Data records:
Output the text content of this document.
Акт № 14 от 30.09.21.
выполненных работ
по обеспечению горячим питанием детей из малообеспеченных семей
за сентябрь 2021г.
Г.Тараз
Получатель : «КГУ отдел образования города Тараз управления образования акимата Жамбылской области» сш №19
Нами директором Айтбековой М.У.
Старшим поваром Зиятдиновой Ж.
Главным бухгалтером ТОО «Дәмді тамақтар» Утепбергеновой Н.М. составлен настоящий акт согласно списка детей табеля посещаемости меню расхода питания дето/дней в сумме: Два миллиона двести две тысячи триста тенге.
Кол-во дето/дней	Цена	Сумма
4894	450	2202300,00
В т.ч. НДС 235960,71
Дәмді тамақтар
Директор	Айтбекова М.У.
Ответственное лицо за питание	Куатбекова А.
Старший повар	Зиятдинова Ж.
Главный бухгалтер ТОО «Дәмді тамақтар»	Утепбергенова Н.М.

* TASK OBJECTIVE: Restate all of the entries exactly, please.

* SOLVED EXERCISE:
Output the text content of this document.
Акт № 14 от 30.09.21.
выполненных работ
по обеспечению горячим питанием детей из малообеспеченных семей
за сентябрь 2021г.
Г.Тараз
Получатель : «КГУ отдел образования города Тараз управления образования акимата Жамбылской области» сш №19
Нами директором Айтбековой М.У.
Старшим поваром Зиятдиновой Ж.
Главным бухгалтером ТОО «Дәмді тамақтар» Утепбергеновой Н.М. составлен настоящий акт согласно списка детей табеля посещаемости меню расхода питания дето/дней в сумме: Два миллиона двести две тысячи триста тенге.
Кол-во дето/дней	Цена	Сумма
4894	450	2202300,00
В т.ч. НДС 235960,71
Дәмді тамақтар
Директор	Айтбекова М.У.
Ответственное лицо за питание	Куатбекова А.
Старший повар	Зиятдинова Ж.
Главный бухгалтер ТОО «Дәмді тамақтар»	Утепбергенова Н.М.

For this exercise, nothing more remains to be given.